> _Given instruction_
Gather each line containing the string "data" from these entries.

Stored items from a collection:
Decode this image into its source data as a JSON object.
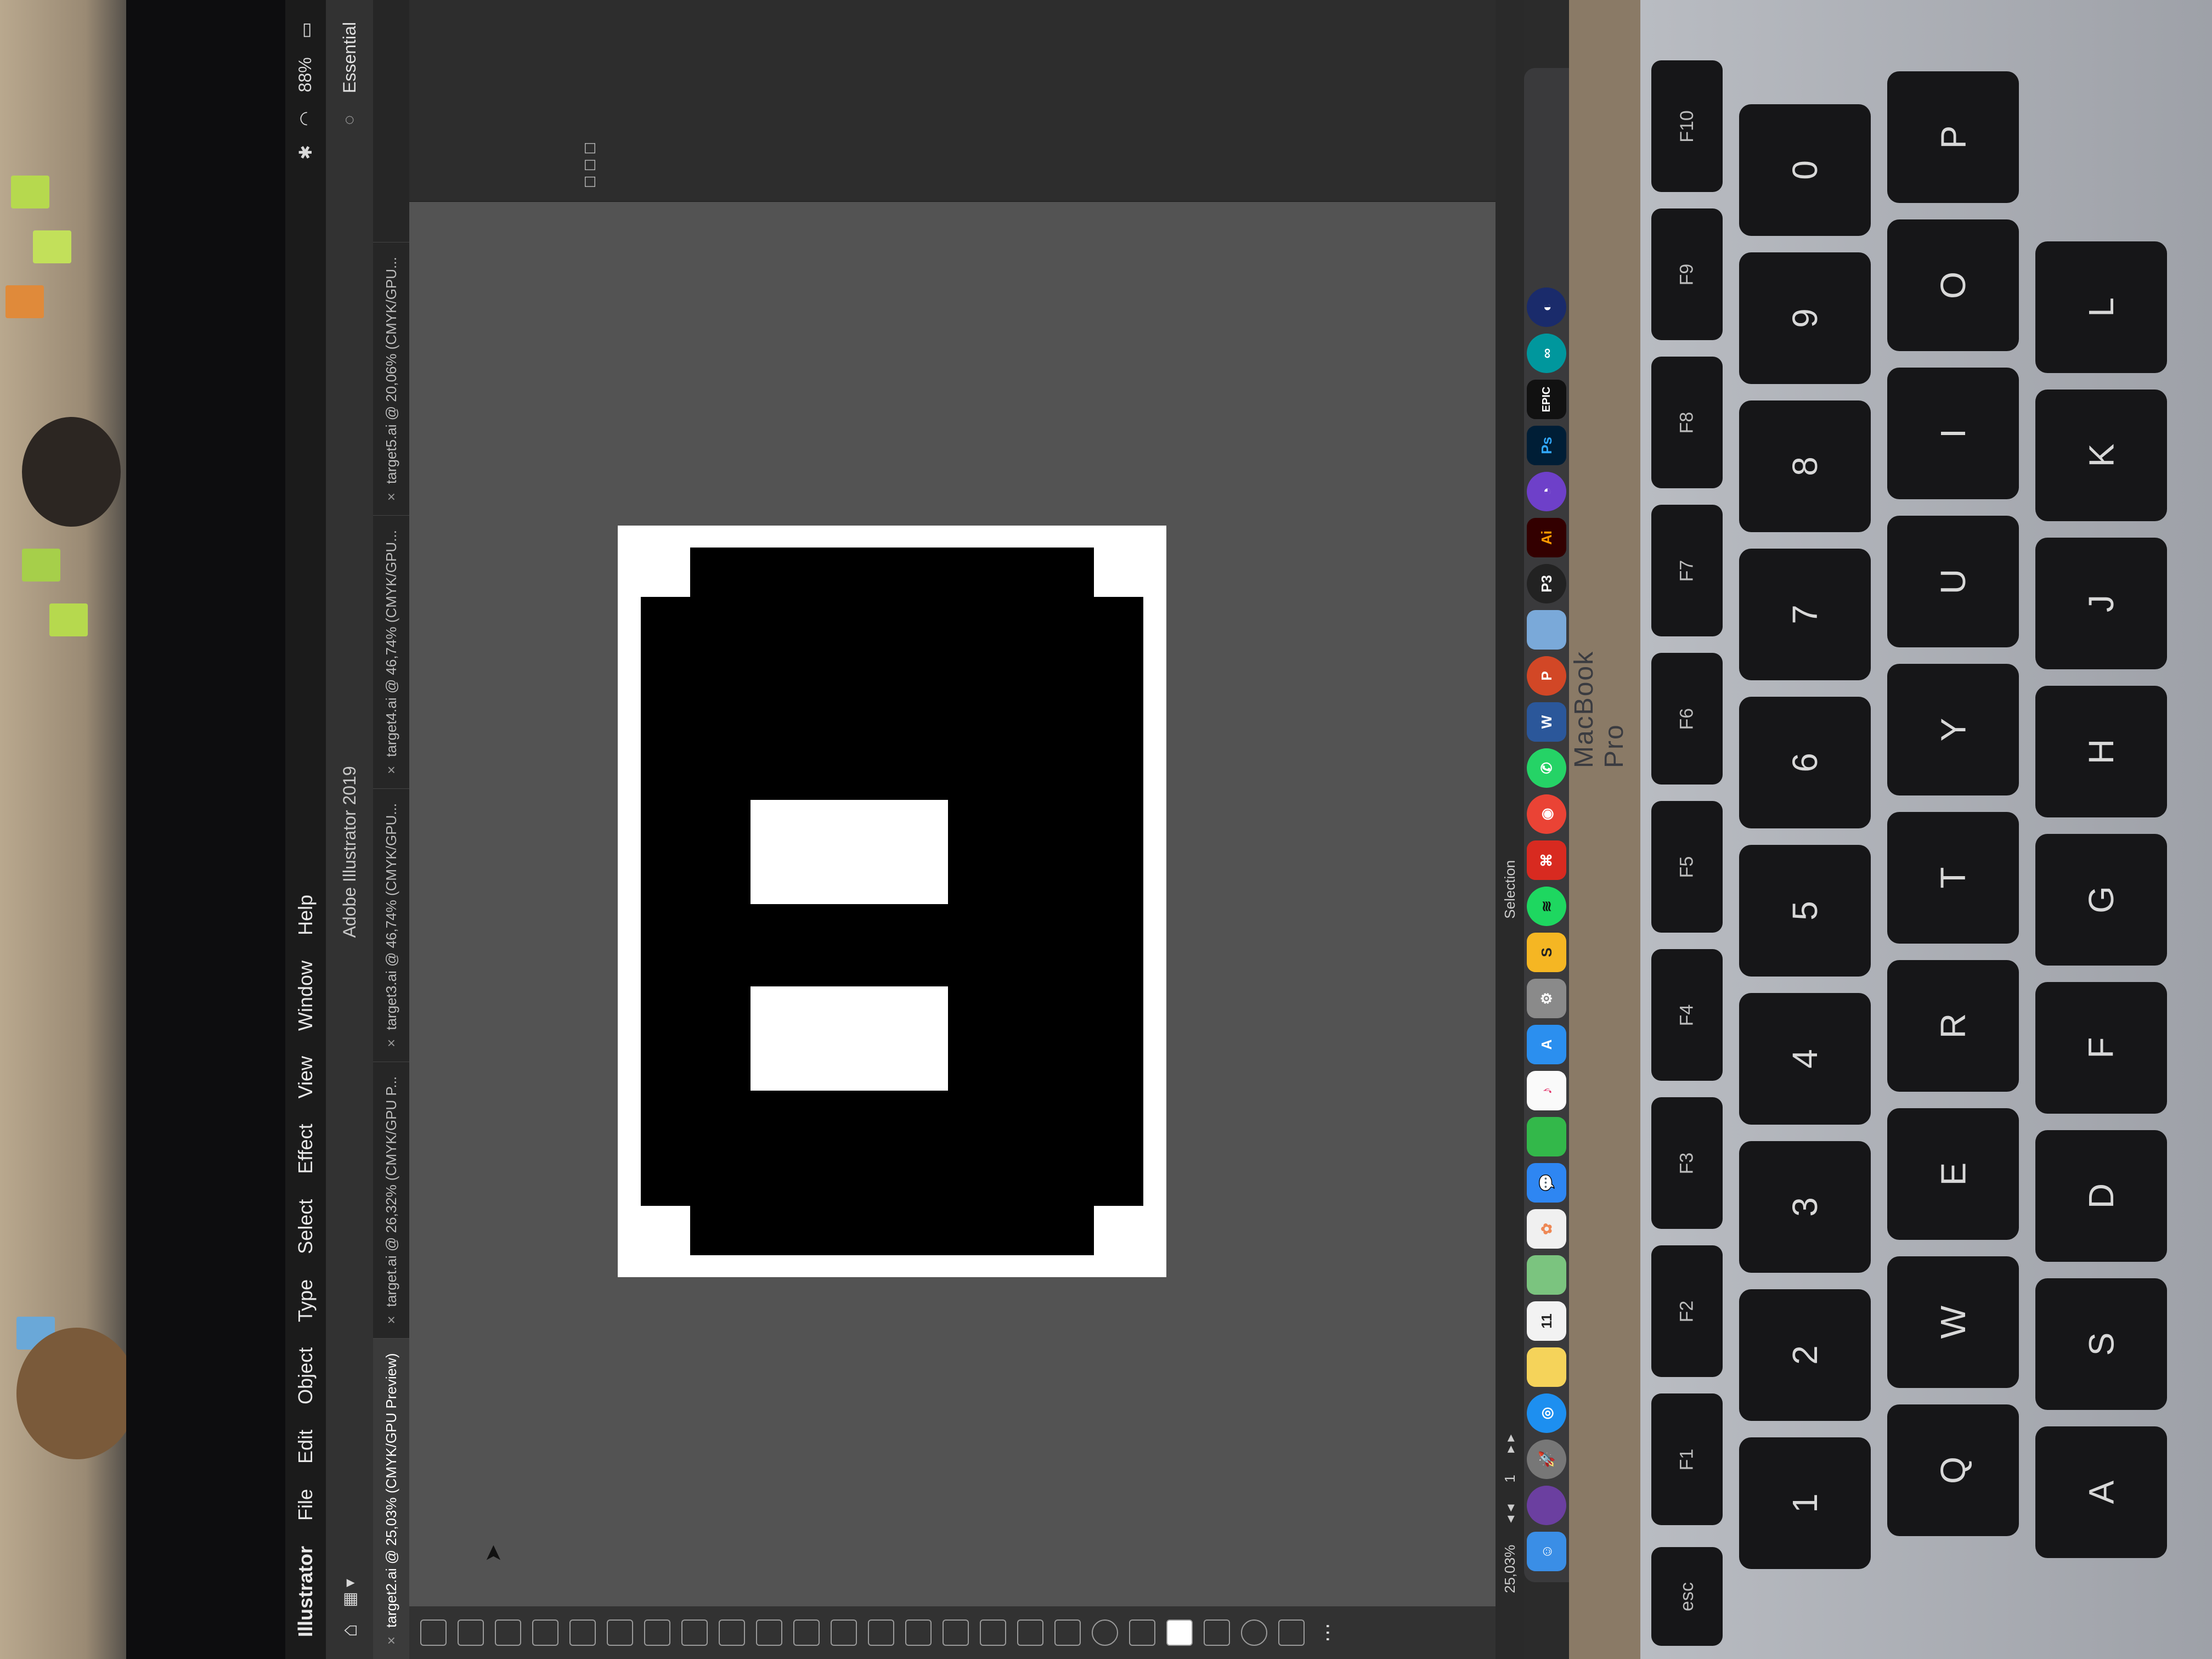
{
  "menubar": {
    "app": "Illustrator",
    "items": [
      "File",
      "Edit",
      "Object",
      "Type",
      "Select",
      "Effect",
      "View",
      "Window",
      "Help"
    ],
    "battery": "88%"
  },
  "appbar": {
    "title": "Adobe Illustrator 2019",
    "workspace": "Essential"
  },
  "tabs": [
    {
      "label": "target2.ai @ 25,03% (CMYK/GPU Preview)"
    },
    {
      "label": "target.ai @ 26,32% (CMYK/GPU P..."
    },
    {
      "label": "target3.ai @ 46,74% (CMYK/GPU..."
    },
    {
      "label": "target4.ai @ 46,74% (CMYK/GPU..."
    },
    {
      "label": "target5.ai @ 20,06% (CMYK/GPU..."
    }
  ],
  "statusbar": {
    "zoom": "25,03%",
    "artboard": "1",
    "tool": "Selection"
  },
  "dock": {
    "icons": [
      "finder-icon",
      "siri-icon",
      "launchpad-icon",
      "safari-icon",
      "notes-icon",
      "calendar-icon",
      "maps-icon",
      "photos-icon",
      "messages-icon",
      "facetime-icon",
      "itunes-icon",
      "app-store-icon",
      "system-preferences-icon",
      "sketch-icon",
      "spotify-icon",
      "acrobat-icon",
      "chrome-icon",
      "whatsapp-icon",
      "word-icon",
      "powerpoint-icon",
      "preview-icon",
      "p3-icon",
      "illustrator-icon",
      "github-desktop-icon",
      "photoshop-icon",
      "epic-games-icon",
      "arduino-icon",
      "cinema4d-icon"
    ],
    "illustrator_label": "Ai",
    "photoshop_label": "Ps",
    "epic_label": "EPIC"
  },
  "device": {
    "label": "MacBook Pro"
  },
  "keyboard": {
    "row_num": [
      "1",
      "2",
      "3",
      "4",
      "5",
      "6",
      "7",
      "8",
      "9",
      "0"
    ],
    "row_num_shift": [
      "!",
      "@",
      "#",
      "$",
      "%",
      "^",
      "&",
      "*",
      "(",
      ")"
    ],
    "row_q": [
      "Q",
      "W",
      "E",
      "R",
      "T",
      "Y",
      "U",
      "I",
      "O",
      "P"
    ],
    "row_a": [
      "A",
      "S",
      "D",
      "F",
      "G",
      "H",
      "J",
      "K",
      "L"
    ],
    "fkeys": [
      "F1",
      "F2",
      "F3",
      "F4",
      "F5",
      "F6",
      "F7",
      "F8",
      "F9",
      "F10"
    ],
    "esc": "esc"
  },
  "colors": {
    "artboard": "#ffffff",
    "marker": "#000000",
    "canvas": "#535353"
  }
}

--

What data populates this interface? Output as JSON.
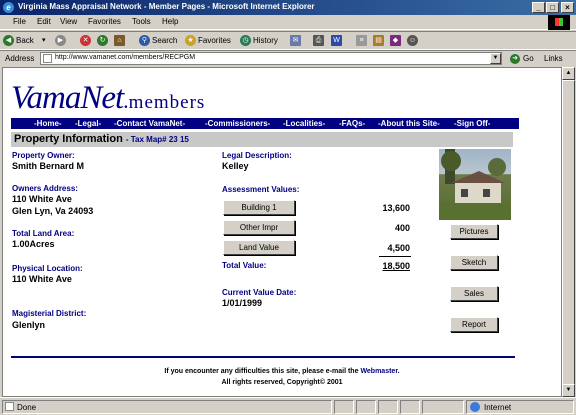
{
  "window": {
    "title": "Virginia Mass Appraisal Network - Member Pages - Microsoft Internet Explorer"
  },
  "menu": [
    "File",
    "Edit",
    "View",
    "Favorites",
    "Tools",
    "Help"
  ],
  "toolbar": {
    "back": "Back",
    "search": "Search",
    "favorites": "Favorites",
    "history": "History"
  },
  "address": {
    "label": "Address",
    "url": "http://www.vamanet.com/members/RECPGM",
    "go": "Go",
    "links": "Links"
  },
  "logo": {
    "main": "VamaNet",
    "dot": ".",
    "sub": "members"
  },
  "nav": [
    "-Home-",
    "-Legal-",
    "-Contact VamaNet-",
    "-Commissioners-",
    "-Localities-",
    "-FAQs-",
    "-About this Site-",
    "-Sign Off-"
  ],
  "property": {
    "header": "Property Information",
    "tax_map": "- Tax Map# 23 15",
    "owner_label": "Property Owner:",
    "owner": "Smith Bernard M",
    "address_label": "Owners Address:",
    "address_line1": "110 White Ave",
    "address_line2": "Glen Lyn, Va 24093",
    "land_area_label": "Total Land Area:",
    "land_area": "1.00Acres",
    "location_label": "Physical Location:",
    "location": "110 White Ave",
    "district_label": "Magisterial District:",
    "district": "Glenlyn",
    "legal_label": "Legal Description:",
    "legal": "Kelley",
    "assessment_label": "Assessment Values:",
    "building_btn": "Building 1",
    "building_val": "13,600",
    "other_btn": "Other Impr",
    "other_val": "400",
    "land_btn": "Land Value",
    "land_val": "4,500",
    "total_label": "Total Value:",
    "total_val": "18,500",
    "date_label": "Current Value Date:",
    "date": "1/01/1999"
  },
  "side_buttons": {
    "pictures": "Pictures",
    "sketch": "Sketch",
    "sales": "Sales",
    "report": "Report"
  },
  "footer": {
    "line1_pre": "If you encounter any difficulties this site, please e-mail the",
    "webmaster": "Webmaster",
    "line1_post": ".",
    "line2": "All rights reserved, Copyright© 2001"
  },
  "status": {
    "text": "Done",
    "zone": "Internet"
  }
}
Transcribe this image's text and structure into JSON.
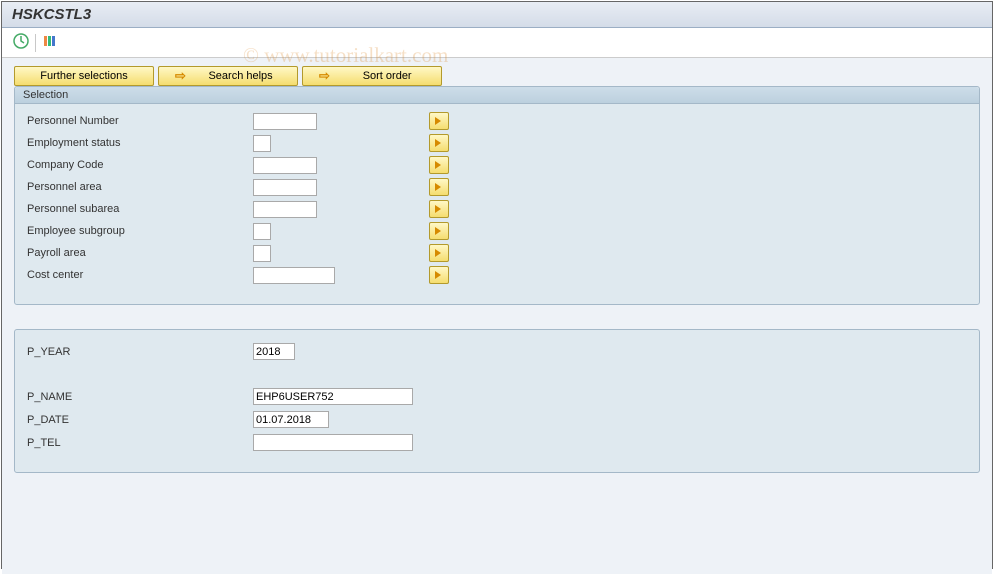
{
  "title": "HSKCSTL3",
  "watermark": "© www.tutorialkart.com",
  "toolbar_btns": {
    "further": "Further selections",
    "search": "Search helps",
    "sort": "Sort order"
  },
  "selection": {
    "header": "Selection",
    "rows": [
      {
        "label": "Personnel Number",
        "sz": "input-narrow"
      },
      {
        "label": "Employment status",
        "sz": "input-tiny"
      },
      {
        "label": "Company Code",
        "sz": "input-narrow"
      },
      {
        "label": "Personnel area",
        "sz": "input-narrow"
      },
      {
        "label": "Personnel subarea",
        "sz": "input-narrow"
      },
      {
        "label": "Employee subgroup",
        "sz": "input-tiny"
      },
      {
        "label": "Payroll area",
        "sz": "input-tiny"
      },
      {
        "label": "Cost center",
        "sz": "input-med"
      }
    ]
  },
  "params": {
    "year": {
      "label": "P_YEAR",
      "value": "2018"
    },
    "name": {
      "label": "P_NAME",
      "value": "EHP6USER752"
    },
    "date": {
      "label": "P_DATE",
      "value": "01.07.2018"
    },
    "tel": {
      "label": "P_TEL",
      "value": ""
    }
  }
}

> _Result of the task_
Decode this image into its source data as a JSON object.
What data populates this interface? Output as JSON.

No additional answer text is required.